-- Start Available data --
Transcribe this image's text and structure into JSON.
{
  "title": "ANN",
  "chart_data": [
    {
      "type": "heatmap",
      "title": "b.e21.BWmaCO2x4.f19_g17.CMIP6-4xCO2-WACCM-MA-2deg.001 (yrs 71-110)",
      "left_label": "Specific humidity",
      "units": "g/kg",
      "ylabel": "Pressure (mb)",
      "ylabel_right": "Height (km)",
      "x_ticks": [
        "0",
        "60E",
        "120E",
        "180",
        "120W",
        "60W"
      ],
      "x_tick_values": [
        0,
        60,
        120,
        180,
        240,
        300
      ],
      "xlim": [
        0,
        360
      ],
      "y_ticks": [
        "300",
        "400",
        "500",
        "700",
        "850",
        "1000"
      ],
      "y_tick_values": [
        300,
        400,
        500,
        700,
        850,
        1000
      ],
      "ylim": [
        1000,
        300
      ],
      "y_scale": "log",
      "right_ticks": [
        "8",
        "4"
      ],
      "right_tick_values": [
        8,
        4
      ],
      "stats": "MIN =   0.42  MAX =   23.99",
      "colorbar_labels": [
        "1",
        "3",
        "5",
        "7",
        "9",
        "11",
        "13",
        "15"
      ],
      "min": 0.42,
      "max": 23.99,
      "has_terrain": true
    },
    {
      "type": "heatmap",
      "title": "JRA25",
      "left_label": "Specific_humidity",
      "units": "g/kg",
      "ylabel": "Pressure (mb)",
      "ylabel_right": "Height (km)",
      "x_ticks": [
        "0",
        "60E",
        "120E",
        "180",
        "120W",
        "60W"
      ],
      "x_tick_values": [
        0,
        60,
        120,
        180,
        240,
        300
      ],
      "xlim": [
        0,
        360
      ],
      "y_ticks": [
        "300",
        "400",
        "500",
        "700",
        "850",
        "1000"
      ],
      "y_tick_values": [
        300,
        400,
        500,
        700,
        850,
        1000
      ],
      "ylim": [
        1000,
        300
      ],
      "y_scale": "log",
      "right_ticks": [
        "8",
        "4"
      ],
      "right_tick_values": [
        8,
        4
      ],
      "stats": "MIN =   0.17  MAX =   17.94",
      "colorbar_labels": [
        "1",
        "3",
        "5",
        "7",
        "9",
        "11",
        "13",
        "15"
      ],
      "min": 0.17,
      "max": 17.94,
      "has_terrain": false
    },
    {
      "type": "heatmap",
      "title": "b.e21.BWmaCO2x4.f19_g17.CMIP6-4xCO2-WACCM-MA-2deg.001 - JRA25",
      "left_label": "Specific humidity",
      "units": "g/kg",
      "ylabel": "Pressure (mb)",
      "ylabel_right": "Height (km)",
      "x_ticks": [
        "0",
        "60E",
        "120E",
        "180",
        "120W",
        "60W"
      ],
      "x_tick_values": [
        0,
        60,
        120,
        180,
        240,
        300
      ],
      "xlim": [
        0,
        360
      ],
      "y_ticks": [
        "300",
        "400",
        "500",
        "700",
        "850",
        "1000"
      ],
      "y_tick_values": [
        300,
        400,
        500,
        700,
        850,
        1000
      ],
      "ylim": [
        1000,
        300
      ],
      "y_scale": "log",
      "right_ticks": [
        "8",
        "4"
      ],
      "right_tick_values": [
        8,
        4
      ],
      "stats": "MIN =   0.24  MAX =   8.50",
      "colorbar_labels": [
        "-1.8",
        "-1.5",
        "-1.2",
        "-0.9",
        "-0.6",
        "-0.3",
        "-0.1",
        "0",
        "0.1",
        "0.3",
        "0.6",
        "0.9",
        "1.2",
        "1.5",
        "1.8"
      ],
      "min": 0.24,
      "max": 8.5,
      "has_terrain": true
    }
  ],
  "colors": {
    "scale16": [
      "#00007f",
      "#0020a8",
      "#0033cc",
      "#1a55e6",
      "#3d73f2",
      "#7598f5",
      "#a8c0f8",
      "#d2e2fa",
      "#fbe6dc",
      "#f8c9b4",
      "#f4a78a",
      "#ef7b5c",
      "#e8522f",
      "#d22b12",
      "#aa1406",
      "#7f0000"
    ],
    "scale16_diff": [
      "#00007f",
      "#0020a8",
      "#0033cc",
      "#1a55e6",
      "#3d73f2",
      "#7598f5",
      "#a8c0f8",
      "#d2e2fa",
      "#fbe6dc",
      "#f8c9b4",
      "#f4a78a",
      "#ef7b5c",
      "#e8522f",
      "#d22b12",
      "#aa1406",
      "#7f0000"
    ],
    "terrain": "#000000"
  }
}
-- End Available data --
### Stated goal
Write out every entry verbatim.

### Finished task
Transcribe this image's text and structure into JSON.
{
  "title": "ANN",
  "chart_data": [
    {
      "type": "heatmap",
      "title": "b.e21.BWmaCO2x4.f19_g17.CMIP6-4xCO2-WACCM-MA-2deg.001 (yrs 71-110)",
      "left_label": "Specific humidity",
      "units": "g/kg",
      "ylabel": "Pressure (mb)",
      "ylabel_right": "Height (km)",
      "x_ticks": [
        "0",
        "60E",
        "120E",
        "180",
        "120W",
        "60W"
      ],
      "x_tick_values": [
        0,
        60,
        120,
        180,
        240,
        300
      ],
      "xlim": [
        0,
        360
      ],
      "y_ticks": [
        "300",
        "400",
        "500",
        "700",
        "850",
        "1000"
      ],
      "y_tick_values": [
        300,
        400,
        500,
        700,
        850,
        1000
      ],
      "ylim": [
        1000,
        300
      ],
      "y_scale": "log",
      "right_ticks": [
        "8",
        "4"
      ],
      "right_tick_values": [
        8,
        4
      ],
      "stats": "MIN =   0.42  MAX =   23.99",
      "colorbar_labels": [
        "1",
        "3",
        "5",
        "7",
        "9",
        "11",
        "13",
        "15"
      ],
      "min": 0.42,
      "max": 23.99,
      "has_terrain": true
    },
    {
      "type": "heatmap",
      "title": "JRA25",
      "left_label": "Specific_humidity",
      "units": "g/kg",
      "ylabel": "Pressure (mb)",
      "ylabel_right": "Height (km)",
      "x_ticks": [
        "0",
        "60E",
        "120E",
        "180",
        "120W",
        "60W"
      ],
      "x_tick_values": [
        0,
        60,
        120,
        180,
        240,
        300
      ],
      "xlim": [
        0,
        360
      ],
      "y_ticks": [
        "300",
        "400",
        "500",
        "700",
        "850",
        "1000"
      ],
      "y_tick_values": [
        300,
        400,
        500,
        700,
        850,
        1000
      ],
      "ylim": [
        1000,
        300
      ],
      "y_scale": "log",
      "right_ticks": [
        "8",
        "4"
      ],
      "right_tick_values": [
        8,
        4
      ],
      "stats": "MIN =   0.17  MAX =   17.94",
      "colorbar_labels": [
        "1",
        "3",
        "5",
        "7",
        "9",
        "11",
        "13",
        "15"
      ],
      "min": 0.17,
      "max": 17.94,
      "has_terrain": false
    },
    {
      "type": "heatmap",
      "title": "b.e21.BWmaCO2x4.f19_g17.CMIP6-4xCO2-WACCM-MA-2deg.001 - JRA25",
      "left_label": "Specific humidity",
      "units": "g/kg",
      "ylabel": "Pressure (mb)",
      "ylabel_right": "Height (km)",
      "x_ticks": [
        "0",
        "60E",
        "120E",
        "180",
        "120W",
        "60W"
      ],
      "x_tick_values": [
        0,
        60,
        120,
        180,
        240,
        300
      ],
      "xlim": [
        0,
        360
      ],
      "y_ticks": [
        "300",
        "400",
        "500",
        "700",
        "850",
        "1000"
      ],
      "y_tick_values": [
        300,
        400,
        500,
        700,
        850,
        1000
      ],
      "ylim": [
        1000,
        300
      ],
      "y_scale": "log",
      "right_ticks": [
        "8",
        "4"
      ],
      "right_tick_values": [
        8,
        4
      ],
      "stats": "MIN =   0.24  MAX =   8.50",
      "colorbar_labels": [
        "-1.8",
        "-1.5",
        "-1.2",
        "-0.9",
        "-0.6",
        "-0.3",
        "-0.1",
        "0",
        "0.1",
        "0.3",
        "0.6",
        "0.9",
        "1.2",
        "1.5",
        "1.8"
      ],
      "min": 0.24,
      "max": 8.5,
      "has_terrain": true
    }
  ],
  "colors": {
    "scale16": [
      "#00007f",
      "#0020a8",
      "#0033cc",
      "#1a55e6",
      "#3d73f2",
      "#7598f5",
      "#a8c0f8",
      "#d2e2fa",
      "#fbe6dc",
      "#f8c9b4",
      "#f4a78a",
      "#ef7b5c",
      "#e8522f",
      "#d22b12",
      "#aa1406",
      "#7f0000"
    ],
    "scale16_diff": [
      "#00007f",
      "#0020a8",
      "#0033cc",
      "#1a55e6",
      "#3d73f2",
      "#7598f5",
      "#a8c0f8",
      "#d2e2fa",
      "#fbe6dc",
      "#f8c9b4",
      "#f4a78a",
      "#ef7b5c",
      "#e8522f",
      "#d22b12",
      "#aa1406",
      "#7f0000"
    ],
    "terrain": "#000000"
  }
}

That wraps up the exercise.